Consigna A —
Según el texto sobre Berlanga y la Transición, ¿quién vive en el palacio al que quieren volver los Leguineche?
Consigna B —
Prolonga la reseña sobre Berlanga y los Leguineche a partir de su última frase, con el mismo tono irónico.

====== Fragmento para leer ======

La vida política se desintegra y lo que estaba arriba ahora está abajo, se organizan partidos, ha aparecido algo así como la Ley Fundamental, un señor bajito con pinta de enterrador llamado Carlos Arias no se lleva muy bien con otro alto y apuesto que al parecer se ha sentado en un trono en el Palacio de Oriente, donde se debe estar muy a gusto...

Es la Transición, tan temida por muchos, tan esperada por otros, la era del cambio en nuestra España allá por 1.975, cuando se anuncia por televisión la muerte del Generalísimo Francisco Franco; y entonces sale Juan Carlos I de la nada, como siempre ha hecho, y se proclama rey, y no saben algunos la que se les vendrá encima cuando lleguen unas cosas llamadas democracia y elecciones. Este periodo de piruetas políticas tan convulso y que llegará a su cenit cuando en 1.978 se apruebe una serie de papelajos con el nombre de Constitución también se refleja en el cine.
Un cine que no tarda en aprovechar lo que le brinda un país mucho más liberal, en hacer de la libertad democrática una herramienta para desangrar la política obsoleta y explotar lo que antes hubiera sido condenado por la censura; y el director que mejor supo expresar este cambio a través de la cámara fue Luis García Berlanga, que se recupera de una peligrosa sequía gracias a ¨La Escopeta Nacional¨, exitosa obra, negra como el tizón, sobre la burguesía decadente, la pérfida ambición y la miseria moral de los que antes eran figuras de prestigio de los ambientes cortesanos y acabaron fuera del mapa tras el ascenso del Régimen.

Entonces el valenciano contempla junto a su querido Azcona volver la mirada hacia esa familia tan peculiar, tan ruin y entrañablemente corrupta, tan degenerada y, de un modo extraño, simpática: los Leguineche. Porque recordemos que en ¨La Escopeta...¨ entramos a formar parte de su universo delirante y ponzoñoso a través de Canivell, aquel vendedor de porteros electrónicos que desea codearse con la nata y la crema de la alta sociedad para dar buena salida a su negocio, sin saber que pueden estar envenenadas. Ahora, y por desgracia, a José Sazatornil no le volvemos a ver el ¨pelo¨.
Ahora son los Leguineche los que toman el protagonismo y Berlanga nos arrastrará a su estrambótica cruzada para volver a situarse en el lugar que una vez les correspondió. La película empieza con un plano de ellos saliendo del campo y entrando en la ciudad, estorbando a otros vehículos, con la posibilidad de provocar un accidente, abriéndose paso como asquerosos nobles que son entre los plebeyos, igual que sucedería en la Edad Media; el destino de la familia lo sigue determinando el curso de la Historia española: muerto Franco se reestablece la monarquía y parece que todo rastro del Régimen empieza a desaparecer.

Y el director contempla que es el momento idóneo para que su piara de chiflados oportunistas, con don José a la cabeza, quieran volver a su palacio, pero se encuentran con que allí vive la ex-mujer de éste y condesa Eugenia, ferviente franquista. La lucha de ideales en este derruido vestigio de tiempos patrios pasados representa lo que es el país en el momento, un homólogo a nivel personal de las guerras políticas que mantienen los del Consejo del Reino y los de la Coordinación Democrática; pero a los Leguineche poco les importa esta situación.

====== Extractos de registros ======

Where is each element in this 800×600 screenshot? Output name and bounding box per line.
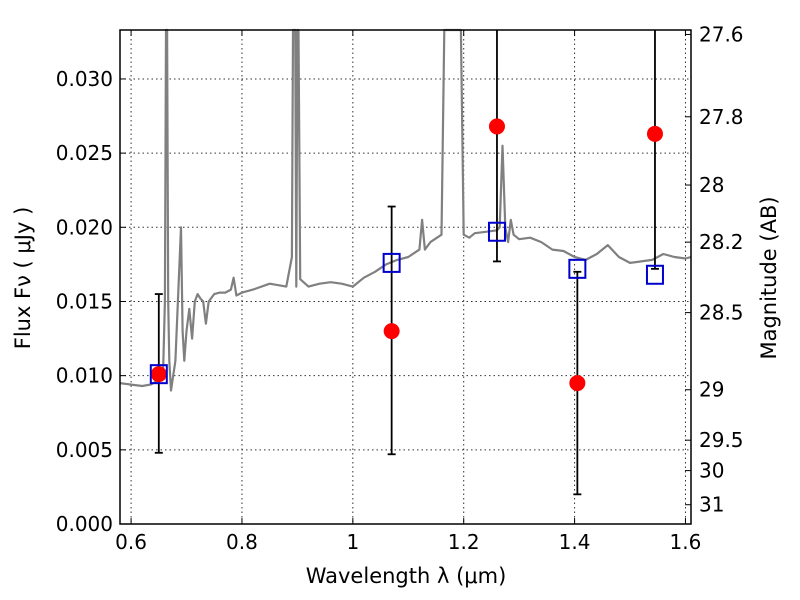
y-tick-label: 0.025: [56, 141, 113, 165]
observed-point: [488, 118, 505, 135]
right-tick-label: 28.5: [699, 301, 744, 325]
model-point: [487, 221, 506, 242]
observed-point: [150, 366, 167, 383]
model-point: [149, 364, 168, 385]
right-tick-label: 28: [699, 173, 724, 197]
spectrum-line: [119, 28, 692, 392]
x-tick-label: 1.6: [670, 530, 702, 554]
grid-layer: [120, 30, 691, 525]
observed-point: [646, 125, 663, 142]
x-tick-label: 0.6: [115, 530, 147, 554]
model-point: [645, 264, 664, 285]
x-tick-label: 1: [346, 530, 359, 554]
right-tick-label: 31: [699, 493, 724, 517]
x-axis-title: Wavelength λ (μm): [306, 564, 507, 588]
right-axis-title: Magnitude (AB): [757, 196, 781, 359]
right-tick-label: 29.5: [699, 428, 744, 452]
x-tick-label: 0.8: [226, 530, 258, 554]
x-tick-label: 1.2: [448, 530, 480, 554]
right-tick-label: 30: [699, 459, 724, 483]
errorbar-layer: [154, 30, 659, 496]
point-layer: [149, 118, 664, 392]
y-tick-label: 0.020: [56, 215, 113, 239]
y-tick-label: 0.000: [56, 512, 113, 536]
y-tick-label: 0.015: [56, 289, 113, 313]
right-tick-label: 28.2: [699, 230, 744, 254]
x-tick-label: 1.4: [559, 530, 591, 554]
right-tick-label: 27.8: [699, 105, 744, 129]
model-point: [568, 258, 587, 279]
plot-frame: [119, 29, 692, 525]
spectrum-layer: [119, 28, 692, 392]
model-point: [382, 252, 401, 273]
y-axis-title: Flux Fν ( μJy ): [11, 207, 35, 350]
tick-layer: 0.6 0.8 1 1.2 1.4 1.6 0.000 0.005 0.010 0.015 0.02…: [56, 22, 744, 554]
y-tick-label: 0.005: [56, 438, 113, 462]
observed-point: [569, 375, 586, 392]
right-tick-label: 29: [699, 378, 724, 402]
right-tick-label: 27.6: [699, 22, 744, 46]
y-tick-label: 0.010: [56, 364, 113, 388]
observed-point: [383, 323, 400, 340]
y-tick-label: 0.030: [56, 67, 113, 91]
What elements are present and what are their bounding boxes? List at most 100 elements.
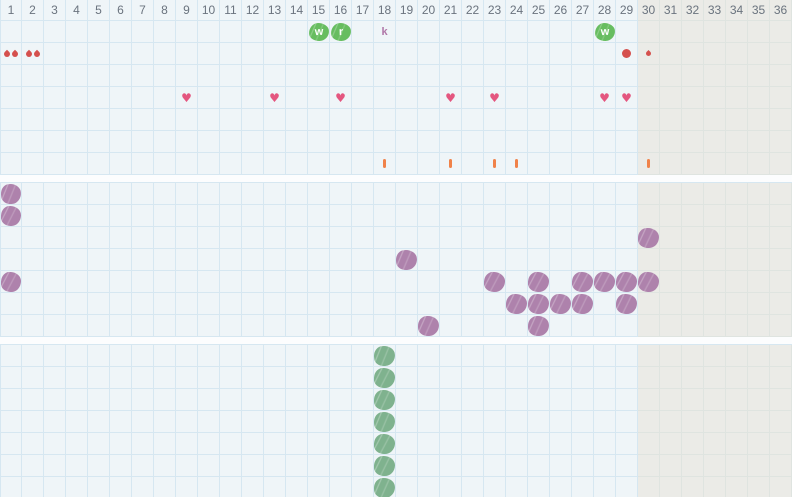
day-cell[interactable] <box>308 411 330 433</box>
day-cell[interactable] <box>527 315 550 337</box>
day-cell[interactable] <box>396 109 418 131</box>
day-cell[interactable] <box>594 227 616 249</box>
day-cell[interactable] <box>462 455 484 477</box>
day-cell[interactable] <box>638 21 660 43</box>
day-cell[interactable] <box>352 153 374 175</box>
day-cell[interactable] <box>770 43 792 65</box>
day-cell[interactable] <box>748 455 770 477</box>
day-cell[interactable] <box>726 433 748 455</box>
day-cell[interactable] <box>638 65 660 87</box>
day-cell[interactable] <box>44 131 66 153</box>
day-cell[interactable] <box>396 87 418 109</box>
day-cell[interactable] <box>594 389 616 411</box>
day-cell[interactable] <box>550 183 572 205</box>
day-cell[interactable] <box>352 455 374 477</box>
day-cell[interactable] <box>132 21 154 43</box>
day-cell[interactable] <box>704 65 726 87</box>
day-cell[interactable] <box>506 131 528 153</box>
day-cell[interactable] <box>726 43 748 65</box>
day-cell[interactable] <box>132 293 154 315</box>
day-cell[interactable] <box>0 182 22 205</box>
day-cell[interactable] <box>638 249 660 271</box>
day-cell[interactable] <box>748 271 770 293</box>
day-cell[interactable] <box>572 345 594 367</box>
day-cell[interactable] <box>418 87 440 109</box>
day-cell[interactable] <box>44 433 66 455</box>
day-cell[interactable] <box>748 131 770 153</box>
day-cell[interactable] <box>66 293 88 315</box>
day-cell[interactable] <box>242 249 264 271</box>
day-cell[interactable] <box>748 205 770 227</box>
day-cell[interactable] <box>440 389 462 411</box>
day-cell[interactable] <box>528 477 550 497</box>
day-cell[interactable] <box>704 153 726 175</box>
day-cell[interactable] <box>198 153 220 175</box>
day-cell[interactable] <box>44 43 66 65</box>
day-cell[interactable] <box>88 433 110 455</box>
day-cell[interactable] <box>704 109 726 131</box>
day-cell[interactable] <box>660 65 682 87</box>
day-cell[interactable] <box>506 183 528 205</box>
day-cell[interactable] <box>198 411 220 433</box>
day-cell[interactable] <box>549 293 572 315</box>
day-cell[interactable] <box>748 227 770 249</box>
day-cell[interactable] <box>682 65 704 87</box>
day-cell[interactable] <box>593 270 616 293</box>
day-cell[interactable] <box>748 249 770 271</box>
day-cell[interactable] <box>22 433 44 455</box>
day-cell[interactable] <box>0 315 22 337</box>
day-cell[interactable] <box>748 183 770 205</box>
day-cell[interactable] <box>396 411 418 433</box>
day-cell[interactable] <box>594 455 616 477</box>
day-cell[interactable] <box>748 389 770 411</box>
day-cell[interactable] <box>550 433 572 455</box>
day-cell[interactable] <box>220 21 242 43</box>
day-cell[interactable] <box>528 131 550 153</box>
day-cell[interactable] <box>528 87 550 109</box>
day-cell[interactable] <box>506 21 528 43</box>
day-cell[interactable] <box>242 455 264 477</box>
day-cell[interactable] <box>396 43 418 65</box>
day-cell[interactable] <box>682 293 704 315</box>
day-cell[interactable] <box>528 367 550 389</box>
day-cell[interactable] <box>44 21 66 43</box>
day-cell[interactable] <box>682 271 704 293</box>
day-cell[interactable] <box>110 345 132 367</box>
day-cell[interactable] <box>638 131 660 153</box>
day-cell[interactable] <box>616 455 638 477</box>
day-cell[interactable] <box>682 227 704 249</box>
day-cell[interactable] <box>330 389 352 411</box>
day-cell[interactable] <box>154 65 176 87</box>
day-cell[interactable] <box>374 205 396 227</box>
day-cell[interactable] <box>22 315 44 337</box>
day-cell[interactable] <box>572 411 594 433</box>
day-cell[interactable] <box>704 87 726 109</box>
day-cell[interactable] <box>462 293 484 315</box>
day-cell[interactable] <box>22 131 44 153</box>
day-cell[interactable] <box>132 205 154 227</box>
day-cell[interactable] <box>264 345 286 367</box>
day-cell[interactable] <box>88 227 110 249</box>
day-cell[interactable] <box>198 87 220 109</box>
day-cell[interactable] <box>638 433 660 455</box>
day-cell[interactable] <box>682 131 704 153</box>
day-cell[interactable] <box>154 183 176 205</box>
day-cell[interactable] <box>396 389 418 411</box>
day-cell[interactable] <box>44 293 66 315</box>
day-cell[interactable] <box>44 367 66 389</box>
day-cell[interactable] <box>616 227 638 249</box>
day-cell[interactable] <box>726 183 748 205</box>
day-cell[interactable] <box>154 345 176 367</box>
day-cell[interactable] <box>44 477 66 497</box>
day-cell[interactable] <box>726 293 748 315</box>
day-cell[interactable] <box>572 455 594 477</box>
day-cell[interactable] <box>550 21 572 43</box>
day-cell[interactable] <box>616 411 638 433</box>
day-cell[interactable] <box>770 477 792 497</box>
day-cell[interactable] <box>176 315 198 337</box>
day-cell[interactable] <box>286 205 308 227</box>
day-cell[interactable] <box>220 345 242 367</box>
day-cell[interactable] <box>660 43 682 65</box>
day-cell[interactable] <box>286 411 308 433</box>
day-cell[interactable] <box>748 433 770 455</box>
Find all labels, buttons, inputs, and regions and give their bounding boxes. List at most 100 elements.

======

Resultado final A —
La condesa Eugenia, ex-mujer de don José y ferviente franquista.

Resultado final B —
Absolutamente todos actúan por dos cosas: beneficio material y crédito social. Así les iremos viendo pasar por delante de la cámara de Berlanga, que obtiene el Palacio de Linares para su historia, inmersos en una serie de estrafalarias y caóticas situaciones en los que cada uno de ellos quiere echar mano del pastel en cuanto vuelvan a recuperar su prestigio; así Luis José sólo quiere desempeñar un cargo político mientras Chus busca el tesoro familiar por la polvorienta finca y el marqués hace lo posible por quitarle los bienes a su esposa, pero la mala suerte les golpea con la aparición de unos bienintencionados señores de Hacienda que reclaman unos impuestos impagados.

El humor del director y el guionista no cambia un ápice: negro y ácido en toda su delirante socarronería, en su devenir de una punta a otra del encuadre por el escenario casi único que es el palacio, y que figura, en sus desconchadas paredes y maderas carcomidas, el deterioro, el declive de esa estirpe burguesa de época pre-franquista tan consciente de su corrupción moral. A lo largo de la trama, y con el asunto de Hacienda como mejor ejemplo, se desvelan las más escandalosas degeneraciones en los personajes, a quienes no dejamos de mirar como patéticos rastreros y tacaños, encantadores en toda su sinvergonzonería.
El primero es por supuesto Luis Escobar, único e irrepetible en su don José, que aparece convertido en una versión más ingenua y amable del terrible déspota que fue en ¨La Escopeta...¨; tal vez sea una obra coral pero su presencia es la más destacada, sobre todo porque, en opinión de un servidor, escupe mejor que nadie las frases de Berlanga y Azcona. No desmerece en absoluto el colosal reparto que le sucede, con unos simplemente excelentes López Vázquez, Alfredo Mayo, José Lifante, Luis Ciges, Agustín González y Amparo Soler Leal, pero casi todos ellos eclipsados por el ingenio explosivo de Mary Santpere, que se mide con Escobar en un cara a cara difícil de olvidar.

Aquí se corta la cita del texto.